Stored records:
┄┄┄┄┄┄┄┄┄┄
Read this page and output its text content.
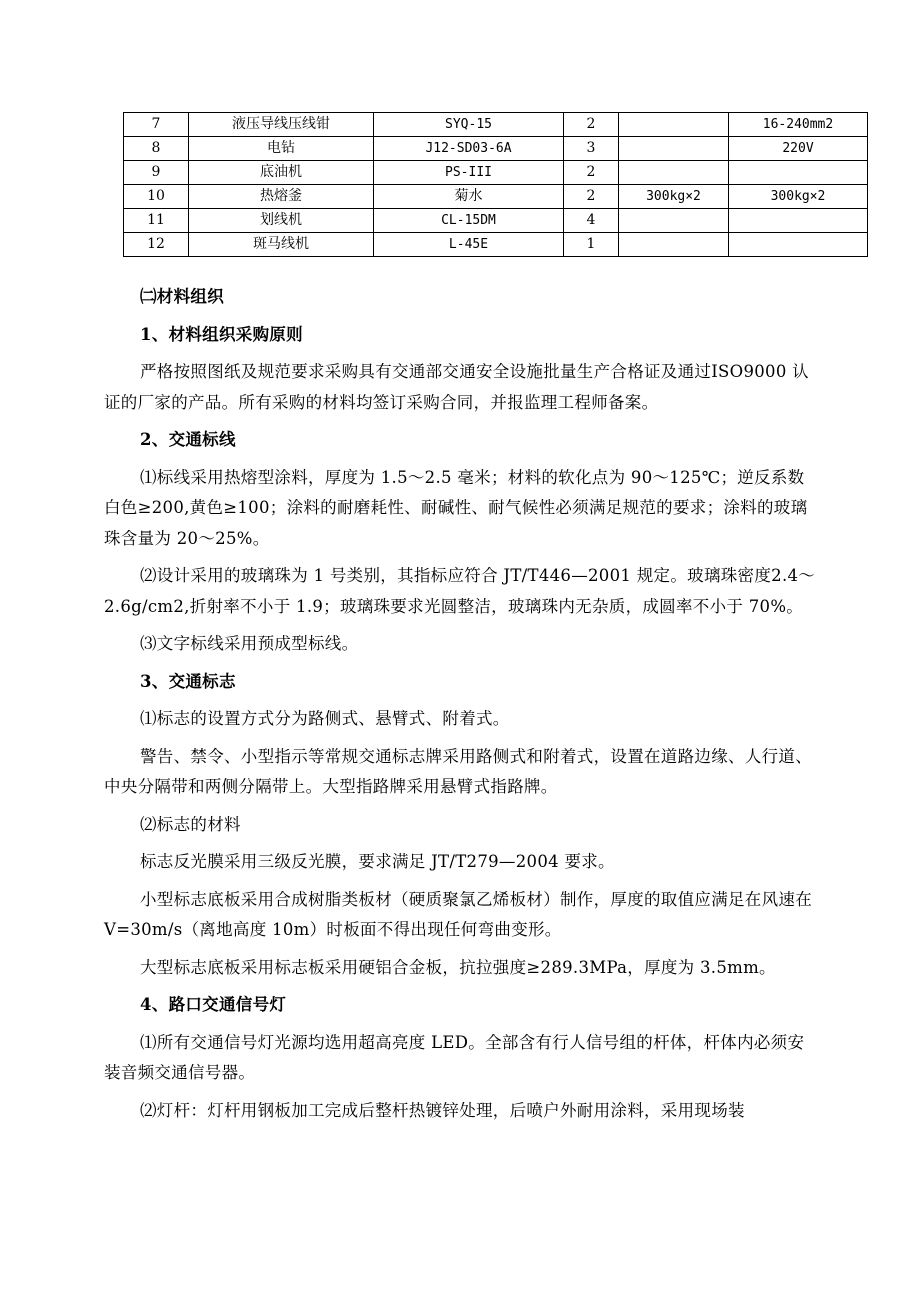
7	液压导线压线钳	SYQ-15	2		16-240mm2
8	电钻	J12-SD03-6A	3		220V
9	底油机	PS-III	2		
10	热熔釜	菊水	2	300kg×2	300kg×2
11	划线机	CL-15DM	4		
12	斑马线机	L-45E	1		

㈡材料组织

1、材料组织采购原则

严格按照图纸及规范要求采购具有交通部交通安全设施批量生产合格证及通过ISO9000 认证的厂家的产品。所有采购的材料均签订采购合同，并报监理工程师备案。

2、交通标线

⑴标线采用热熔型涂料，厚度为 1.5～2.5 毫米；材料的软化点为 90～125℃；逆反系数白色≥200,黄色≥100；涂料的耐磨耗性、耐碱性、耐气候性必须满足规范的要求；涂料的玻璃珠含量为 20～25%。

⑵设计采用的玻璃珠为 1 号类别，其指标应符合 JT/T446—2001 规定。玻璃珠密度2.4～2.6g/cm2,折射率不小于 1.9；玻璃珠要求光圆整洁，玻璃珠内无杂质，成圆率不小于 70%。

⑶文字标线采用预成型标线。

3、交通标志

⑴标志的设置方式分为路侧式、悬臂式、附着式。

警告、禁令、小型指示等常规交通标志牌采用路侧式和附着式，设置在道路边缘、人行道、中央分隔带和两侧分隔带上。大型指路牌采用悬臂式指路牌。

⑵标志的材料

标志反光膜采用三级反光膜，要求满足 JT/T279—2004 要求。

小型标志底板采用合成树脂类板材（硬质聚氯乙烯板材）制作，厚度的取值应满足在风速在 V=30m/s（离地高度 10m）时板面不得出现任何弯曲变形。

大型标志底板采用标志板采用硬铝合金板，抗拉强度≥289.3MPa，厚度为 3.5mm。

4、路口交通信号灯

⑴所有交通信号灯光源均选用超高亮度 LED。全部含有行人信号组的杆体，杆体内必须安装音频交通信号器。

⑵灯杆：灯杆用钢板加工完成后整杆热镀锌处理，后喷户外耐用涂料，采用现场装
┄┄┄┄┄┄┄┄┄┄
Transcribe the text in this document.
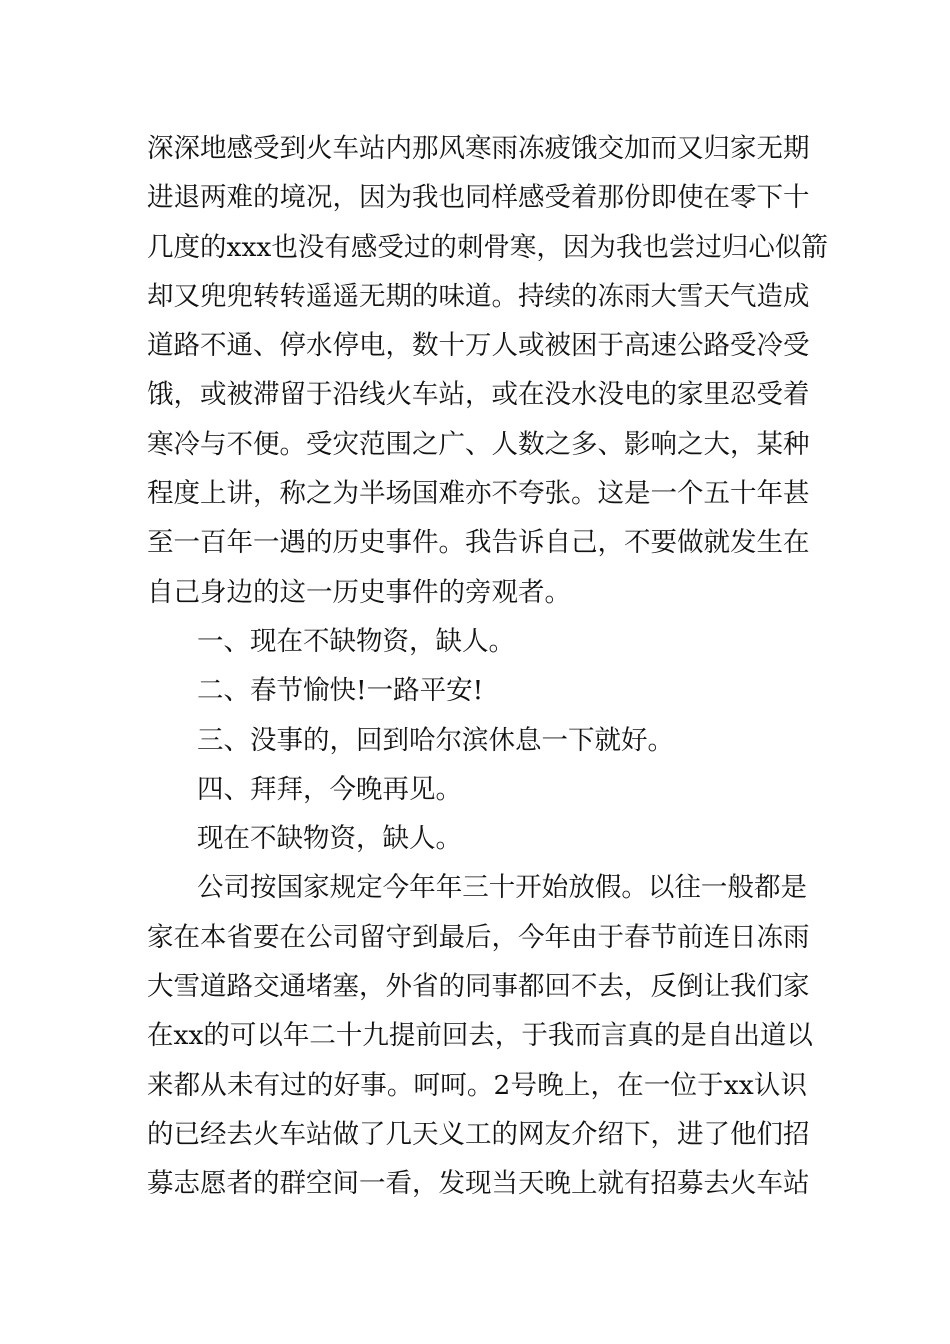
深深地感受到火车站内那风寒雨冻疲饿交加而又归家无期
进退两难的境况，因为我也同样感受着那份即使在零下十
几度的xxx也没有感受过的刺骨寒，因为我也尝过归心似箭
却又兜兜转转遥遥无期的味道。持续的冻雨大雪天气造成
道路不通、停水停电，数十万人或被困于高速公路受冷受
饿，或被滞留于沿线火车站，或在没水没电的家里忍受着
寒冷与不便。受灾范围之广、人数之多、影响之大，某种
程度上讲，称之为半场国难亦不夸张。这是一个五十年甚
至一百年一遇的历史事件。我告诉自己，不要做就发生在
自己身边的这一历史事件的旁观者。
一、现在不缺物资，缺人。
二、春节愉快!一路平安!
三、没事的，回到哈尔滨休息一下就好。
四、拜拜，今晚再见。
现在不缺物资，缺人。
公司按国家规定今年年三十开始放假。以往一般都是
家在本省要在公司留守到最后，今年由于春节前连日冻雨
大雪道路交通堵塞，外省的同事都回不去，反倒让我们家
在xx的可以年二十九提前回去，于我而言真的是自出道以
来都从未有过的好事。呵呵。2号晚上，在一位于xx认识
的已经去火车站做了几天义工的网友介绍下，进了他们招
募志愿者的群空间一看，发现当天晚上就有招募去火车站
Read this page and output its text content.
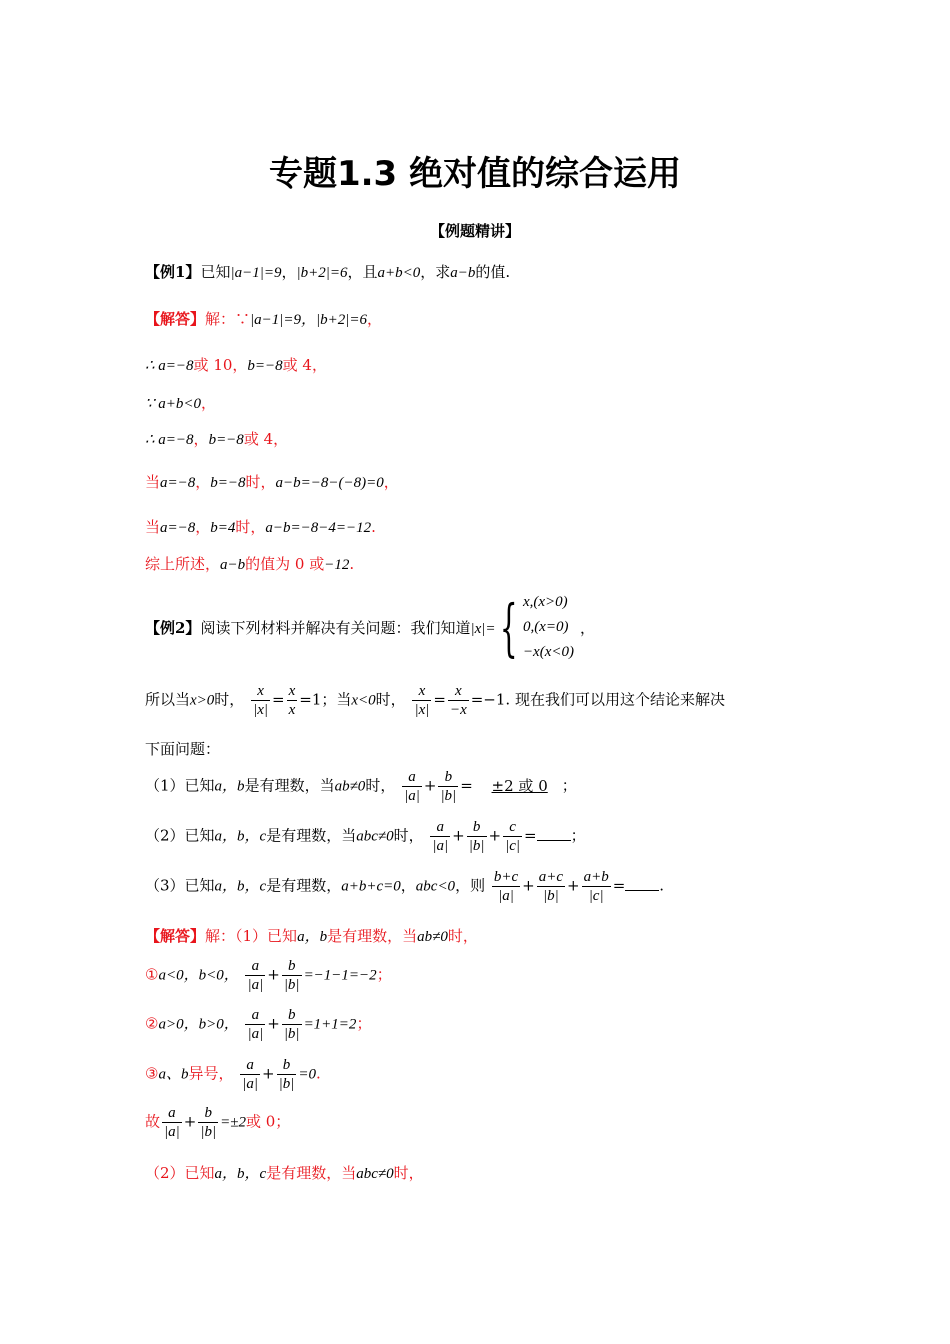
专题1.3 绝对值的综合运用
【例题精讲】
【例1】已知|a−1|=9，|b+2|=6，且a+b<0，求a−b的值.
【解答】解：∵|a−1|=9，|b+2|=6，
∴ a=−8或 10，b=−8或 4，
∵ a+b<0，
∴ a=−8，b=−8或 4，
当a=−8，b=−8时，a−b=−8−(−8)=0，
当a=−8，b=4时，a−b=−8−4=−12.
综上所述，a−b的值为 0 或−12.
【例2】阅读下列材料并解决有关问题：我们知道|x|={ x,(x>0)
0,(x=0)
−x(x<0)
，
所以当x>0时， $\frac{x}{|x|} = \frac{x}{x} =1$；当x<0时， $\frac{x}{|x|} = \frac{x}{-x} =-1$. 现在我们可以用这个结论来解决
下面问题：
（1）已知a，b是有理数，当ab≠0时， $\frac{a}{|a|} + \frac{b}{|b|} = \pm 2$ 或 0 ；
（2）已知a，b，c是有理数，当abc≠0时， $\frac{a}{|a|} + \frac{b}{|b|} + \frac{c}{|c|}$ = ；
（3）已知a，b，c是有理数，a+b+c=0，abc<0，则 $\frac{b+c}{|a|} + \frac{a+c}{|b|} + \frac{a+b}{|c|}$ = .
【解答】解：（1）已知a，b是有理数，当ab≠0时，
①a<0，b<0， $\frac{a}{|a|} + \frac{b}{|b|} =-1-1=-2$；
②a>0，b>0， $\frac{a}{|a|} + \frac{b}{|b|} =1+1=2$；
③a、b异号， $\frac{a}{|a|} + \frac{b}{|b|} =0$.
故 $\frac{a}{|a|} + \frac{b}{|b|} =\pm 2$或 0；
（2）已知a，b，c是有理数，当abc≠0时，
┄┄┄┄┄┄┄┄┄┄
■ GIVEN TASK: Filter the entries down to the lines with the word "b是有理数" in them.

■ PROBLEM SOLUTION:
（1）已知a，b是有理数，当ab≠0时， $\frac{a}{|a|} + \frac{b}{|b|} = \pm 2$ 或 0 ；
【解答】解：（1）已知a，b是有理数，当ab≠0时，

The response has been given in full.